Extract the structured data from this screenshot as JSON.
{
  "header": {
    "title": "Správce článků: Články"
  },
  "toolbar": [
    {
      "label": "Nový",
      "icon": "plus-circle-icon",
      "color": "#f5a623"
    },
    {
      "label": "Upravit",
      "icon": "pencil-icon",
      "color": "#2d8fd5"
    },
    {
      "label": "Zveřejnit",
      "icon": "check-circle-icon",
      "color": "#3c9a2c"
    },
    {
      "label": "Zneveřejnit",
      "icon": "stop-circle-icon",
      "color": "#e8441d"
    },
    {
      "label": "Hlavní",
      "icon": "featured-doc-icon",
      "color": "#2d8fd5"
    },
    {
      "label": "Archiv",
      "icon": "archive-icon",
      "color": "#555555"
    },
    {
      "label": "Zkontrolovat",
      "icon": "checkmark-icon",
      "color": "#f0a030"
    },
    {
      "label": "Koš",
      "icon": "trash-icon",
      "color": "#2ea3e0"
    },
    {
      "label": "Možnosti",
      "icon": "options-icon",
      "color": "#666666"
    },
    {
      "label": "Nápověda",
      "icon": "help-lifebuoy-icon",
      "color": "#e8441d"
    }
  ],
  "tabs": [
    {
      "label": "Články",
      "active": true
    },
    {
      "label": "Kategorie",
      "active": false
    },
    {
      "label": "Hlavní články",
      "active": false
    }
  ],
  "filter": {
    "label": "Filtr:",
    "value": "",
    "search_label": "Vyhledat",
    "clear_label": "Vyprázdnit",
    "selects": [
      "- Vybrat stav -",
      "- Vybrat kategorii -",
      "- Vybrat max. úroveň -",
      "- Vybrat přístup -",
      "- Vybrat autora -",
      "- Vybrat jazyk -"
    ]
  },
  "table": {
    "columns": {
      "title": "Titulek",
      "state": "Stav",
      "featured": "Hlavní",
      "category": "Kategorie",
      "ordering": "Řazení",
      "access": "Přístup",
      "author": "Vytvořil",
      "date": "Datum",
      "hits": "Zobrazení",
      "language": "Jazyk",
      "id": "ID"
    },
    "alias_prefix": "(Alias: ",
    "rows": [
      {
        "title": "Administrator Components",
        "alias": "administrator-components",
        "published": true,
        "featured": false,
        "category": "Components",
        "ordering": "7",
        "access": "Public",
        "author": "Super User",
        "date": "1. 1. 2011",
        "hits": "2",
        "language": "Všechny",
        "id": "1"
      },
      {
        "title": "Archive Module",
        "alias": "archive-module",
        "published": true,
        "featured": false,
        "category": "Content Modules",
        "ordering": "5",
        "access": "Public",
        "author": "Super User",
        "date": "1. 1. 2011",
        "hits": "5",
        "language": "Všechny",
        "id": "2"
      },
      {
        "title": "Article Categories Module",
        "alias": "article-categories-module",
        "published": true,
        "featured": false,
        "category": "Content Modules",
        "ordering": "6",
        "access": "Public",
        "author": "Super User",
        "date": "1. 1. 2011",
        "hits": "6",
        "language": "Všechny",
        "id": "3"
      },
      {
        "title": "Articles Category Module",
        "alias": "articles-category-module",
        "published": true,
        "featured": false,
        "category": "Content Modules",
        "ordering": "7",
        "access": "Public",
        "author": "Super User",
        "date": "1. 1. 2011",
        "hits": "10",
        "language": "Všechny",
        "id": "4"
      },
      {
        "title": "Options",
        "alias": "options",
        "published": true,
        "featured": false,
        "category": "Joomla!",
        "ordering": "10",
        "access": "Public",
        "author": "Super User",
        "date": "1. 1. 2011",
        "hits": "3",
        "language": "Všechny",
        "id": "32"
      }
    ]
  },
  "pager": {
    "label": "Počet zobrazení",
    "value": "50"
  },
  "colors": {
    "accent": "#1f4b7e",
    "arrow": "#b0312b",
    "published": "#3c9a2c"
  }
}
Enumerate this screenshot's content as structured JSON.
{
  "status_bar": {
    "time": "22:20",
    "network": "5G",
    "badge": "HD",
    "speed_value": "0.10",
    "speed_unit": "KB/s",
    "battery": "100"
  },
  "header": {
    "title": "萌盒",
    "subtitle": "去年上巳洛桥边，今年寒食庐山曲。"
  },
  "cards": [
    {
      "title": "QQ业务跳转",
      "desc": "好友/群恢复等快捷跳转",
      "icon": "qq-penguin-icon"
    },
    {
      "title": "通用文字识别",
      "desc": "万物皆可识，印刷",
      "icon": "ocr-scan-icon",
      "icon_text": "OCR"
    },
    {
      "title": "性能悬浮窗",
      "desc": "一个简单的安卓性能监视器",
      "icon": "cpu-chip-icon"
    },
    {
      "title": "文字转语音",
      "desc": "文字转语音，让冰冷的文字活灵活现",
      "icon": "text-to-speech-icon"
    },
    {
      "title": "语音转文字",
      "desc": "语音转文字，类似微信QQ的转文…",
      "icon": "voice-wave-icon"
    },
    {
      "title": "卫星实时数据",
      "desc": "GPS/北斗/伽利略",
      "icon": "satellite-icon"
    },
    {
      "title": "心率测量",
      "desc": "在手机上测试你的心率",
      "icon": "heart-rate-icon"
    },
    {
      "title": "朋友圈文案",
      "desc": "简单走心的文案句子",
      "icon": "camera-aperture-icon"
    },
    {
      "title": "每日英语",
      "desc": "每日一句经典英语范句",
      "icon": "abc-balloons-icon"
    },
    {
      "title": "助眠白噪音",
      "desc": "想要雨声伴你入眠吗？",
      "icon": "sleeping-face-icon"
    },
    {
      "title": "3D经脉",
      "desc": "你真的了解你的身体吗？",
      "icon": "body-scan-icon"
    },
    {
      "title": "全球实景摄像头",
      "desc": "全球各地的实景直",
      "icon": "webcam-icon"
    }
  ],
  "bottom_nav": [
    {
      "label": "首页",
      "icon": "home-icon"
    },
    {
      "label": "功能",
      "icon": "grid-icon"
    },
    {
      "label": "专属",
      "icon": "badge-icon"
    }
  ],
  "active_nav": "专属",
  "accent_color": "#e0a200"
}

▶ _Instruction_
Reproduce only the lines between the line containing "Enumerate this screenshot's" and the last line of the records, those two lines included, exactly.

▶ _Written response_
Enumerate this screenshot's content as structured JSON.
{
  "status_bar": {
    "time": "22:20",
    "network": "5G",
    "badge": "HD",
    "speed_value": "0.10",
    "speed_unit": "KB/s",
    "battery": "100"
  },
  "header": {
    "title": "萌盒",
    "subtitle": "去年上巳洛桥边，今年寒食庐山曲。"
  },
  "cards": [
    {
      "title": "QQ业务跳转",
      "desc": "好友/群恢复等快捷跳转",
      "icon": "qq-penguin-icon"
    },
    {
      "title": "通用文字识别",
      "desc": "万物皆可识，印刷",
      "icon": "ocr-scan-icon",
      "icon_text": "OCR"
    },
    {
      "title": "性能悬浮窗",
      "desc": "一个简单的安卓性能监视器",
      "icon": "cpu-chip-icon"
    },
    {
      "title": "文字转语音",
      "desc": "文字转语音，让冰冷的文字活灵活现",
      "icon": "text-to-speech-icon"
    },
    {
      "title": "语音转文字",
      "desc": "语音转文字，类似微信QQ的转文…",
      "icon": "voice-wave-icon"
    },
    {
      "title": "卫星实时数据",
      "desc": "GPS/北斗/伽利略",
      "icon": "satellite-icon"
    },
    {
      "title": "心率测量",
      "desc": "在手机上测试你的心率",
      "icon": "heart-rate-icon"
    },
    {
      "title": "朋友圈文案",
      "desc": "简单走心的文案句子",
      "icon": "camera-aperture-icon"
    },
    {
      "title": "每日英语",
      "desc": "每日一句经典英语范句",
      "icon": "abc-balloons-icon"
    },
    {
      "title": "助眠白噪音",
      "desc": "想要雨声伴你入眠吗？",
      "icon": "sleeping-face-icon"
    },
    {
      "title": "3D经脉",
      "desc": "你真的了解你的身体吗？",
      "icon": "body-scan-icon"
    },
    {
      "title": "全球实景摄像头",
      "desc": "全球各地的实景直",
      "icon": "webcam-icon"
    }
  ],
  "bottom_nav": [
    {
      "label": "首页",
      "icon": "home-icon"
    },
    {
      "label": "功能",
      "icon": "grid-icon"
    },
    {
      "label": "专属",
      "icon": "badge-icon"
    }
  ],
  "active_nav": "专属",
  "accent_color": "#e0a200"
}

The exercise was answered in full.